#### Items
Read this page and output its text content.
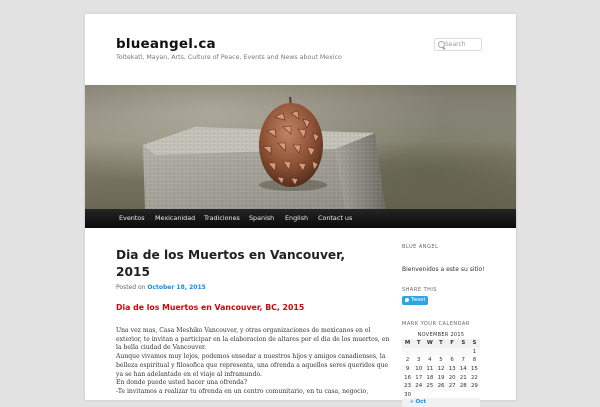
blueangel.ca
Toltekatl, Mayan, Arts, Culture of Peace, Events and News about Mexico
Search
Eventos Mexicanidad Tradiciones Spanish English Contact us
Dia de los Muertos en Vancouver,
2015
Posted on October 18, 2015
Dia de los Muertos en Vancouver, BC, 2015

Una vez mas, Casa Meshiko Vancouver, y otras organizaciones de mexicanos en el

exterior, te invitan a participar en la elaboracion de altares por el dia de los muertos, en

la bella ciudad de Vancouver.

Aunque vivamos muy lejos, podemos ensedar a nuestros hijos y amigos canadienses, la

belleza espiritual y filosofica que representa, una ofrenda a aquellos seres queridos que

ya se han adelantado en el viaje al inframundo.

En donde puede usted hacer una ofrenda?

-Te invitamos a realizar tu ofrenda en un centro comunitario, en tu casa, negocio,

BLUE ANGEL
Bienvenidos a este su sitio!
SHARE THIS
Tweet
MARK YOUR CALENDAR
NOVEMBER 2015
M	T	W	T	F	S	S
						1
2	3	4	5	6	7	8
9	10	11	12	13	14	15
16	17	18	19	20	21	22
23	24	25	26	27	28	29
30						
« Oct
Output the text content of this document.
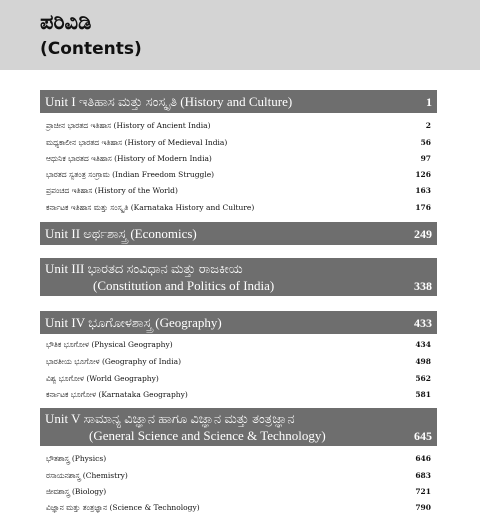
ಪರಿವಿಡಿ
(Contents)
Unit I ಇತಿಹಾಸ ಮತ್ತು ಸಂಸ್ಕೃತಿ (History and Culture)	1
ಪ್ರಾಚೀನ ಭಾರತದ ಇತಿಹಾಸ (History of Ancient India)	2
ಮಧ್ಯಕಾಲೀನ ಭಾರತದ ಇತಿಹಾಸ (History of Medieval India)	56
ಆಧುನಿಕ ಭಾರತದ ಇತಿಹಾಸ (History of Modern India)	97
ಭಾರತದ ಸ್ವತಂತ್ರ ಸಂಗ್ರಾಮ (Indian Freedom Struggle)	126
ಪ್ರಪಂಚದ ಇತಿಹಾಸ (History of the World)	163
ಕರ್ನಾಟಕ ಇತಿಹಾಸ ಮತ್ತು ಸಂಸ್ಕೃತಿ (Karnataka History and Culture)	176
Unit II ಅರ್ಥಶಾಸ್ತ್ರ (Economics)	249
Unit III ಭಾರತದ ಸಂವಿಧಾನ ಮತ್ತು ರಾಜಕೀಯ
(Constitution and Politics of India)	338
Unit IV ಭೂಗೋಳಶಾಸ್ತ್ರ (Geography)	433
ಭೌತಿಕ ಭೂಗೋಳ (Physical Geography)	434
ಭಾರತೀಯ ಭೂಗೋಳ (Geography of India)	498
ವಿಶ್ವ ಭೂಗೋಳ (World Geography)	562
ಕರ್ನಾಟಕ ಭೂಗೋಳ (Karnataka Geography)	581
Unit V ಸಾಮಾನ್ಯ ವಿಜ್ಞಾನ ಹಾಗೂ ವಿಜ್ಞಾನ ಮತ್ತು ತಂತ್ರಜ್ಞಾನ
(General Science and Science & Technology)	645
ಭೌತಶಾಸ್ತ್ರ (Physics)	646
ರಸಾಯನಶಾಸ್ತ್ರ (Chemistry)	683
ಜೀವಶಾಸ್ತ್ರ (Biology)	721
ವಿಜ್ಞಾನ ಮತ್ತು ತಂತ್ರಜ್ಞಾನ (Science & Technology)	790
########
■ Your instructions
Without the pictures, restate each entry exactly.

■ Result for this task
Read this page and output its text content.
blueangel.ca
Toltekatl, Mayan, Arts, Culture of Peace, Events and News about Mexico
Search
Eventos Mexicanidad Tradiciones Spanish English Contact us
Dia de los Muertos en Vancouver,
2015
Posted on October 18, 2015
Dia de los Muertos en Vancouver, BC, 2015

Una vez mas, Casa Meshiko Vancouver, y otras organizaciones de mexicanos en el

exterior, te invitan a participar en la elaboracion de altares por el dia de los muertos, en

la bella ciudad de Vancouver.

Aunque vivamos muy lejos, podemos ensedar a nuestros hijos y amigos canadienses, la

belleza espiritual y filosofica que representa, una ofrenda a aquellos seres queridos que

ya se han adelantado en el viaje al inframundo.

En donde puede usted hacer una ofrenda?

-Te invitamos a realizar tu ofrenda en un centro comunitario, en tu casa, negocio,

BLUE ANGEL
Bienvenidos a este su sitio!
SHARE THIS
Tweet
MARK YOUR CALENDAR
NOVEMBER 2015
M	T	W	T	F	S	S
						1
2	3	4	5	6	7	8
9	10	11	12	13	14	15
16	17	18	19	20	21	22
23	24	25	26	27	28	29
30						
« Oct
Output the text content of this document.
ಪರಿವಿಡಿ
(Contents)
Unit I ಇತಿಹಾಸ ಮತ್ತು ಸಂಸ್ಕೃತಿ (History and Culture)	1
ಪ್ರಾಚೀನ ಭಾರತದ ಇತಿಹಾಸ (History of Ancient India)	2
ಮಧ್ಯಕಾಲೀನ ಭಾರತದ ಇತಿಹಾಸ (History of Medieval India)	56
ಆಧುನಿಕ ಭಾರತದ ಇತಿಹಾಸ (History of Modern India)	97
ಭಾರತದ ಸ್ವತಂತ್ರ ಸಂಗ್ರಾಮ (Indian Freedom Struggle)	126
ಪ್ರಪಂಚದ ಇತಿಹಾಸ (History of the World)	163
ಕರ್ನಾಟಕ ಇತಿಹಾಸ ಮತ್ತು ಸಂಸ್ಕೃತಿ (Karnataka History and Culture)	176
Unit II ಅರ್ಥಶಾಸ್ತ್ರ (Economics)	249
Unit III ಭಾರತದ ಸಂವಿಧಾನ ಮತ್ತು ರಾಜಕೀಯ
(Constitution and Politics of India)	338
Unit IV ಭೂಗೋಳಶಾಸ್ತ್ರ (Geography)	433
ಭೌತಿಕ ಭೂಗೋಳ (Physical Geography)	434
ಭಾರತೀಯ ಭೂಗೋಳ (Geography of India)	498
ವಿಶ್ವ ಭೂಗೋಳ (World Geography)	562
ಕರ್ನಾಟಕ ಭೂಗೋಳ (Karnataka Geography)	581
Unit V ಸಾಮಾನ್ಯ ವಿಜ್ಞಾನ ಹಾಗೂ ವಿಜ್ಞಾನ ಮತ್ತು ತಂತ್ರಜ್ಞಾನ
(General Science and Science & Technology)	645
ಭೌತಶಾಸ್ತ್ರ (Physics)	646
ರಸಾಯನಶಾಸ್ತ್ರ (Chemistry)	683
ಜೀವಶಾಸ್ತ್ರ (Biology)	721
ವಿಜ್ಞಾನ ಮತ್ತು ತಂತ್ರಜ್ಞಾನ (Science & Technology)	790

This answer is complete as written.